* **Task description**
Starting at the line that contains "OCR this image.", reproduce every line through the end of the entries below, with no pictures in the copy.

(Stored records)
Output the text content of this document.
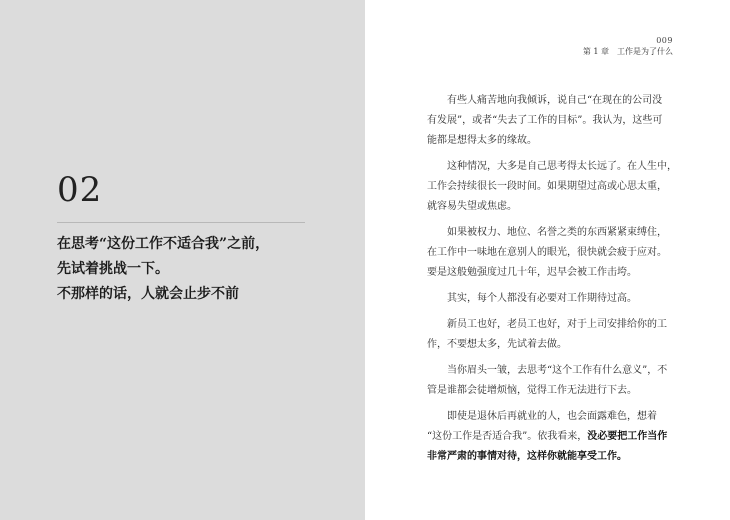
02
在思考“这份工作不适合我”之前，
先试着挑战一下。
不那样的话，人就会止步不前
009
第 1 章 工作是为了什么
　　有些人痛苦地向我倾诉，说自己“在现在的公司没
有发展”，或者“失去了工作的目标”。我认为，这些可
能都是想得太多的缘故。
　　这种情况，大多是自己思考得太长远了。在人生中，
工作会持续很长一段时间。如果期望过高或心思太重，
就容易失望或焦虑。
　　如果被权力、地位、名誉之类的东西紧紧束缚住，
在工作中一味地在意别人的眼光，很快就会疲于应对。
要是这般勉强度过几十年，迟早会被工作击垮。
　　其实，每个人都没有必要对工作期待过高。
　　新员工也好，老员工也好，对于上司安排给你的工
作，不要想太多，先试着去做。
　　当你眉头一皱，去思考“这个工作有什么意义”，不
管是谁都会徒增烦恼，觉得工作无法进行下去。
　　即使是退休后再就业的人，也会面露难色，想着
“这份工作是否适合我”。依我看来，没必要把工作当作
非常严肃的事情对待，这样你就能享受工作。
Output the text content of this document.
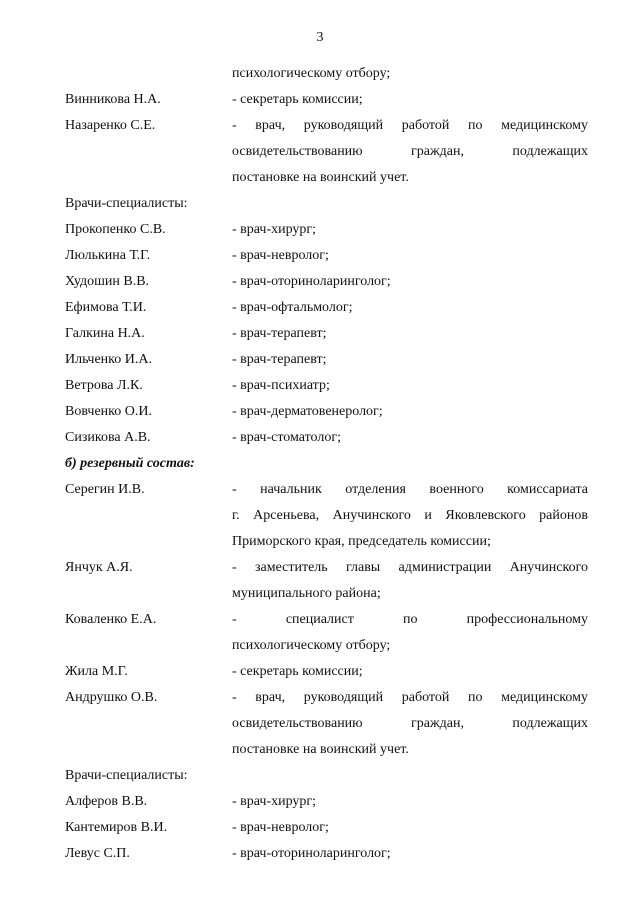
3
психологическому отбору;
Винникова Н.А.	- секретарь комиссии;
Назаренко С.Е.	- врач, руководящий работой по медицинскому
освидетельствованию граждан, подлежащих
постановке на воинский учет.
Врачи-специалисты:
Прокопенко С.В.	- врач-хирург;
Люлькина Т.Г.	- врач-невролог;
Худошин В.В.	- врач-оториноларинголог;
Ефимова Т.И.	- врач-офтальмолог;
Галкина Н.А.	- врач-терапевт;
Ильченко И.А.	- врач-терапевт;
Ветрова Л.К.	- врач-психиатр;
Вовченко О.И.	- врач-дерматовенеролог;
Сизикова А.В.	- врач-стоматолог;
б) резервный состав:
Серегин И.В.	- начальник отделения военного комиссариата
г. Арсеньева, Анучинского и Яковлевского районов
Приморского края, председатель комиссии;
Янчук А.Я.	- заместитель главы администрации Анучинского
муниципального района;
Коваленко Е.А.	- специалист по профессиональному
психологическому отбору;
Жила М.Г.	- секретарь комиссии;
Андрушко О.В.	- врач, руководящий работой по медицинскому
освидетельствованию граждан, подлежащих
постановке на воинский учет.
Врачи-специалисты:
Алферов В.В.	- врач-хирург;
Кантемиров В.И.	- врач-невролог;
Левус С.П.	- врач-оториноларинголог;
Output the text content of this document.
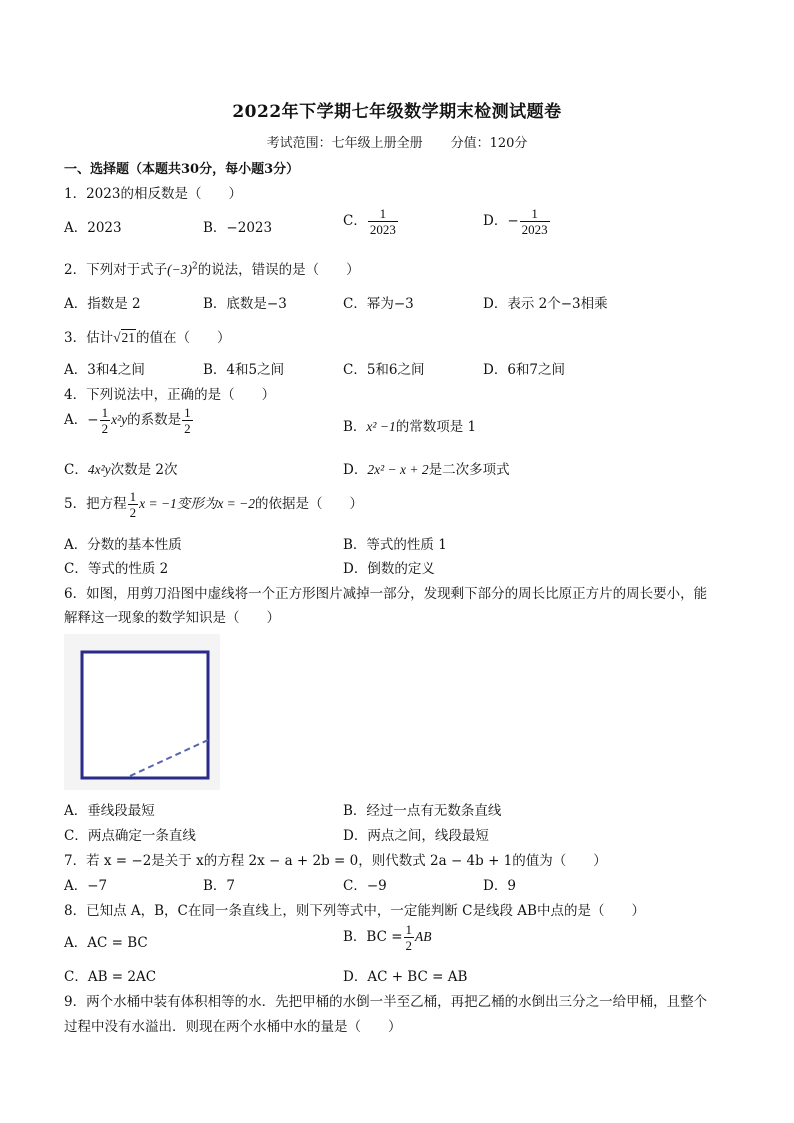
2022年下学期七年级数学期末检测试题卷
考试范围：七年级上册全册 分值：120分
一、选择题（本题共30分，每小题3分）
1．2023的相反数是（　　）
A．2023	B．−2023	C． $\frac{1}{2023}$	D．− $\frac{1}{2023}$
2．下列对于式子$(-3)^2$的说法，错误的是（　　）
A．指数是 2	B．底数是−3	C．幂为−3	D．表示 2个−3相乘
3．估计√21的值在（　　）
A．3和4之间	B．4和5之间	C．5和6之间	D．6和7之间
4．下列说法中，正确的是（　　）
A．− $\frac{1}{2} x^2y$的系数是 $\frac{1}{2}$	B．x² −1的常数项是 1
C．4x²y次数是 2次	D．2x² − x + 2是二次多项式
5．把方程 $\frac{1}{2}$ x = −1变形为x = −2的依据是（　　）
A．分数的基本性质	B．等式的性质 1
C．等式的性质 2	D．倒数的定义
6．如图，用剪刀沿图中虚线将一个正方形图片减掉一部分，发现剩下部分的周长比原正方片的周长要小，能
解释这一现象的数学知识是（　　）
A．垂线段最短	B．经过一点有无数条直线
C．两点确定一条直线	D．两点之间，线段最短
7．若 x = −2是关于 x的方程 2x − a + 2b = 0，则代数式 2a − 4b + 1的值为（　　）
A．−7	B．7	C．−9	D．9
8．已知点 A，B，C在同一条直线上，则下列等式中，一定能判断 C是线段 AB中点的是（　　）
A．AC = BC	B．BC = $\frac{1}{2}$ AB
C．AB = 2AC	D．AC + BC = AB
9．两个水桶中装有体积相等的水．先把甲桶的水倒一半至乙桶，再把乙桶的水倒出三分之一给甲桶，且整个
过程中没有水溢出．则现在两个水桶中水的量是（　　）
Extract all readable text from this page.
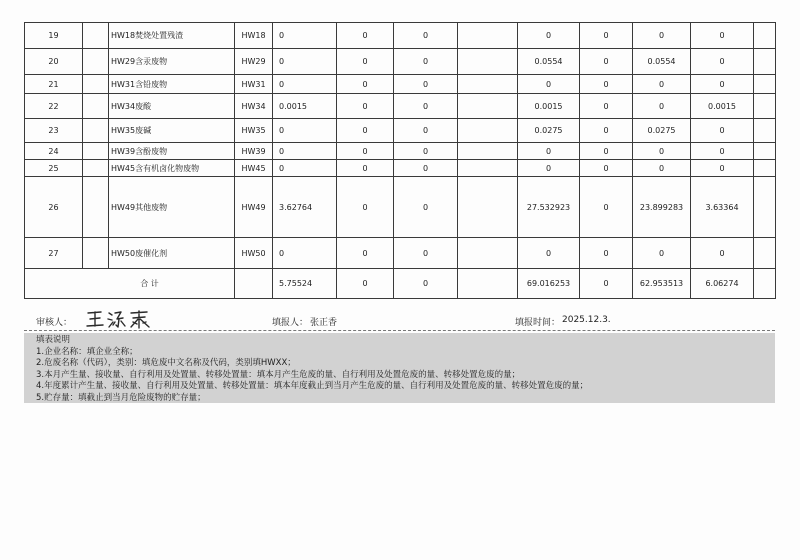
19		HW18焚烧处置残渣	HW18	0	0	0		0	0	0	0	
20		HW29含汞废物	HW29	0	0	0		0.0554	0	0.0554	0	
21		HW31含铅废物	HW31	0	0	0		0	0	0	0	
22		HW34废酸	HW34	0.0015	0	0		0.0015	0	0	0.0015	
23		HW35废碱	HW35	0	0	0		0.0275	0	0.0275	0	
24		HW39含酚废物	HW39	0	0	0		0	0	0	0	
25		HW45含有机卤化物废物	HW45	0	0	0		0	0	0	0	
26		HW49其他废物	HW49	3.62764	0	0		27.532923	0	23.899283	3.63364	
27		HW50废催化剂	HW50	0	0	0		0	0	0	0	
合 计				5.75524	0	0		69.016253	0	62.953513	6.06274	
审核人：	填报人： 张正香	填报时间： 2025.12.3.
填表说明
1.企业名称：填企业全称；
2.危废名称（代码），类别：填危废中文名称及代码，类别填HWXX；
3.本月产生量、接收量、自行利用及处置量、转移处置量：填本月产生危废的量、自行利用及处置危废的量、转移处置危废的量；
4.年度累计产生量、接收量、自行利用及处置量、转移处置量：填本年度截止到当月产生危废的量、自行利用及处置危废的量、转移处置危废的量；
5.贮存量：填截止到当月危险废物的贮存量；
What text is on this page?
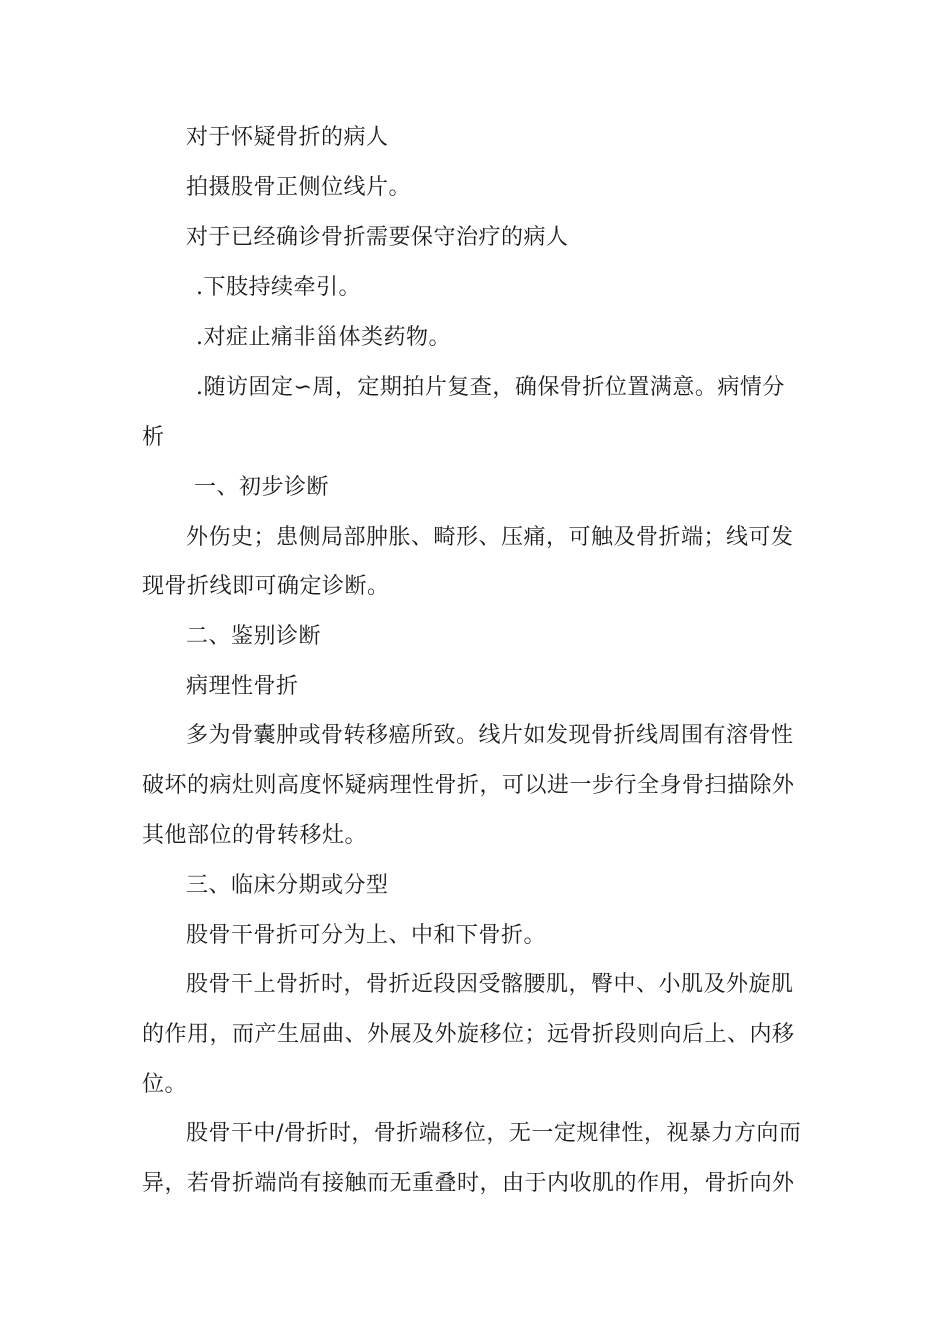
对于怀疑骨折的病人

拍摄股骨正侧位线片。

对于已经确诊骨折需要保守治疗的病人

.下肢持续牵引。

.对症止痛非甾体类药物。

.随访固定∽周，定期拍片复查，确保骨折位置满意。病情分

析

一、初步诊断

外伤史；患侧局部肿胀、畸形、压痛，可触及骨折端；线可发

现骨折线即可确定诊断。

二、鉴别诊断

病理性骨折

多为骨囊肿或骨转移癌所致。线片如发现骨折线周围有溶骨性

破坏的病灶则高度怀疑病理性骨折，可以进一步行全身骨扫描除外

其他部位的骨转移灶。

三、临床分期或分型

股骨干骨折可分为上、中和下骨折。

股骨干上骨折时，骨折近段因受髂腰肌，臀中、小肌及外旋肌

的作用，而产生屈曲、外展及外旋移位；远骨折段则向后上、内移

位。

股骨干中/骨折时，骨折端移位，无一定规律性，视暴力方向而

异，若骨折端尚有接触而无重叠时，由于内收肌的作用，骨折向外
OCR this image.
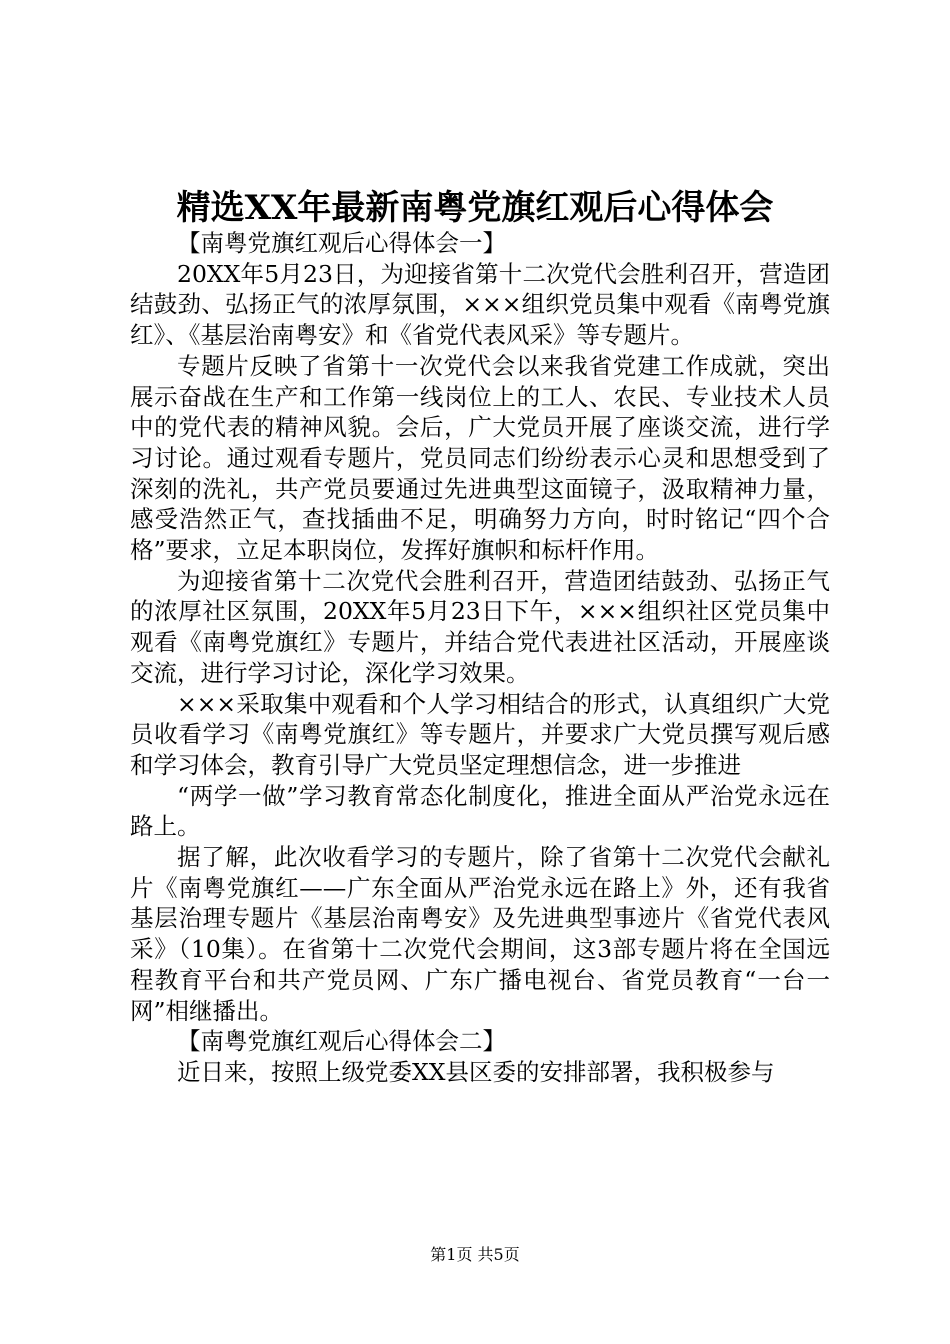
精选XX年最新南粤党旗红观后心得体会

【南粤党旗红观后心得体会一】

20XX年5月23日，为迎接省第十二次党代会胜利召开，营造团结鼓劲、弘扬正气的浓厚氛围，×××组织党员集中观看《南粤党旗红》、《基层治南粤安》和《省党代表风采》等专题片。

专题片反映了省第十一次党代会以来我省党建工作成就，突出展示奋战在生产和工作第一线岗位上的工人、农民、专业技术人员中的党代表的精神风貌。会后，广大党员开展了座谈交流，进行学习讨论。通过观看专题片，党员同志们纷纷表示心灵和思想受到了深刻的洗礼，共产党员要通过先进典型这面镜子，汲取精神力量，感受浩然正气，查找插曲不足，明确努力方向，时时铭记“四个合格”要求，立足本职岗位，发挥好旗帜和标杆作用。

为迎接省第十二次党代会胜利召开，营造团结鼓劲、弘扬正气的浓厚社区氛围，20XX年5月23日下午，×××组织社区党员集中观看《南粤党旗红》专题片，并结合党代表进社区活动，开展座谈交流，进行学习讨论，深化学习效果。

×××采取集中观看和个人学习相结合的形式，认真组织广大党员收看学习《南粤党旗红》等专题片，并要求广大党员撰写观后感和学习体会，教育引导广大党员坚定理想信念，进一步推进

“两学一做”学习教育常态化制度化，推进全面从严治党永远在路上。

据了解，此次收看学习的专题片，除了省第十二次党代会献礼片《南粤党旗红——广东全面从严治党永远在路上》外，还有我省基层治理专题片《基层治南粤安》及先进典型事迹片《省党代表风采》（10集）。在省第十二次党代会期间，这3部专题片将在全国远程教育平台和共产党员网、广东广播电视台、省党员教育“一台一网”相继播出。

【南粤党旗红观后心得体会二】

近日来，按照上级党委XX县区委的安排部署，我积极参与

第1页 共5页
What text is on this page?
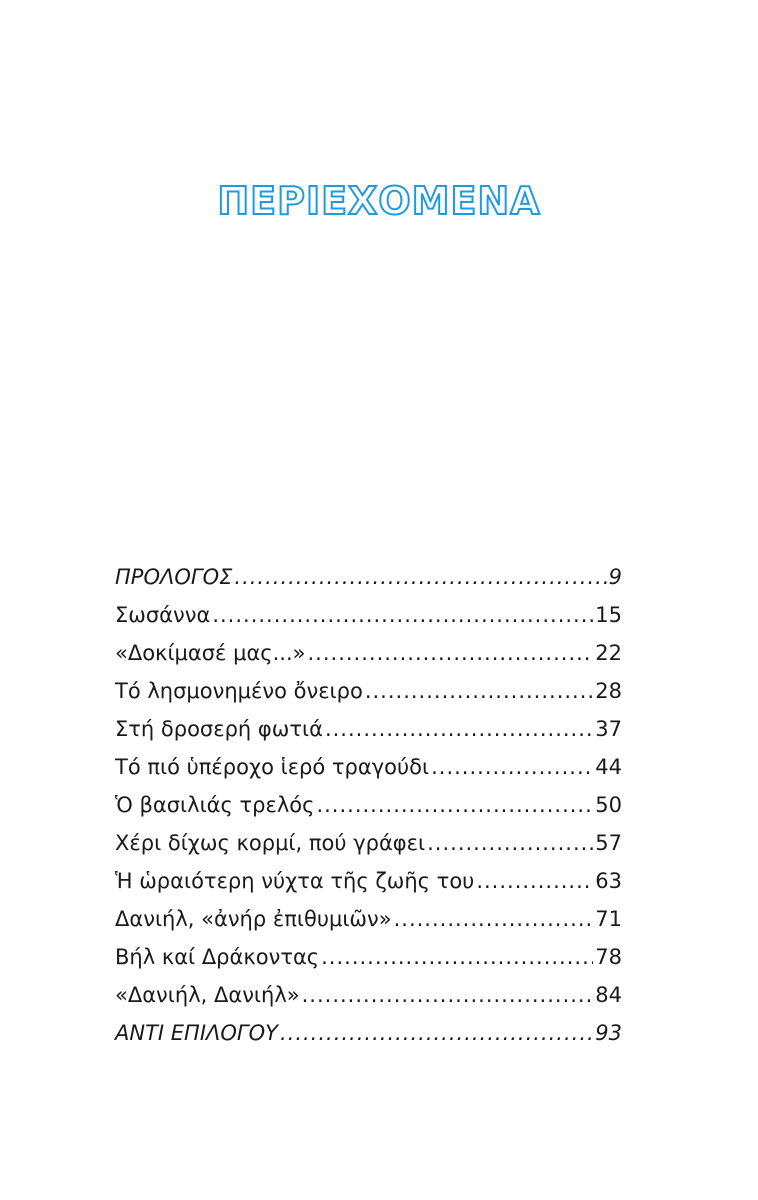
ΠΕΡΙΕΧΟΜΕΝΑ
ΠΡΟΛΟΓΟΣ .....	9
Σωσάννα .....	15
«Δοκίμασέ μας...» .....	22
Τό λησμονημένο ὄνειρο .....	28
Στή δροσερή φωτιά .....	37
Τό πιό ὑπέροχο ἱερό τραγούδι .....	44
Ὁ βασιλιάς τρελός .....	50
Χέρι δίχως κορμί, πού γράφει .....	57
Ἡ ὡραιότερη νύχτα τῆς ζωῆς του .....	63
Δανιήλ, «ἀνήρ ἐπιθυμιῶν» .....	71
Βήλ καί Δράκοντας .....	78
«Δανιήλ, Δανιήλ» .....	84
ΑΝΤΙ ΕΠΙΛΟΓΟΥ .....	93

* **Written reply**
OCR this image.
精选XX年最新南粤党旗红观后心得体会

【南粤党旗红观后心得体会一】

20XX年5月23日，为迎接省第十二次党代会胜利召开，营造团结鼓劲、弘扬正气的浓厚氛围，×××组织党员集中观看《南粤党旗红》、《基层治南粤安》和《省党代表风采》等专题片。

专题片反映了省第十一次党代会以来我省党建工作成就，突出展示奋战在生产和工作第一线岗位上的工人、农民、专业技术人员中的党代表的精神风貌。会后，广大党员开展了座谈交流，进行学习讨论。通过观看专题片，党员同志们纷纷表示心灵和思想受到了深刻的洗礼，共产党员要通过先进典型这面镜子，汲取精神力量，感受浩然正气，查找插曲不足，明确努力方向，时时铭记“四个合格”要求，立足本职岗位，发挥好旗帜和标杆作用。

为迎接省第十二次党代会胜利召开，营造团结鼓劲、弘扬正气的浓厚社区氛围，20XX年5月23日下午，×××组织社区党员集中观看《南粤党旗红》专题片，并结合党代表进社区活动，开展座谈交流，进行学习讨论，深化学习效果。

×××采取集中观看和个人学习相结合的形式，认真组织广大党员收看学习《南粤党旗红》等专题片，并要求广大党员撰写观后感和学习体会，教育引导广大党员坚定理想信念，进一步推进

“两学一做”学习教育常态化制度化，推进全面从严治党永远在路上。

据了解，此次收看学习的专题片，除了省第十二次党代会献礼片《南粤党旗红——广东全面从严治党永远在路上》外，还有我省基层治理专题片《基层治南粤安》及先进典型事迹片《省党代表风采》（10集）。在省第十二次党代会期间，这3部专题片将在全国远程教育平台和共产党员网、广东广播电视台、省党员教育“一台一网”相继播出。

【南粤党旗红观后心得体会二】

近日来，按照上级党委XX县区委的安排部署，我积极参与

第1页 共5页
What text is on this page?
ΠΕΡΙΕΧΟΜΕΝΑ
ΠΡΟΛΟΓΟΣ .....	9
Σωσάννα .....	15
«Δοκίμασέ μας...» .....	22
Τό λησμονημένο ὄνειρο .....	28
Στή δροσερή φωτιά .....	37
Τό πιό ὑπέροχο ἱερό τραγούδι .....	44
Ὁ βασιλιάς τρελός .....	50
Χέρι δίχως κορμί, πού γράφει .....	57
Ἡ ὡραιότερη νύχτα τῆς ζωῆς του .....	63
Δανιήλ, «ἀνήρ ἐπιθυμιῶν» .....	71
Βήλ καί Δράκοντας .....	78
«Δανιήλ, Δανιήλ» .....	84
ΑΝΤΙ ΕΠΙΛΟΓΟΥ .....	93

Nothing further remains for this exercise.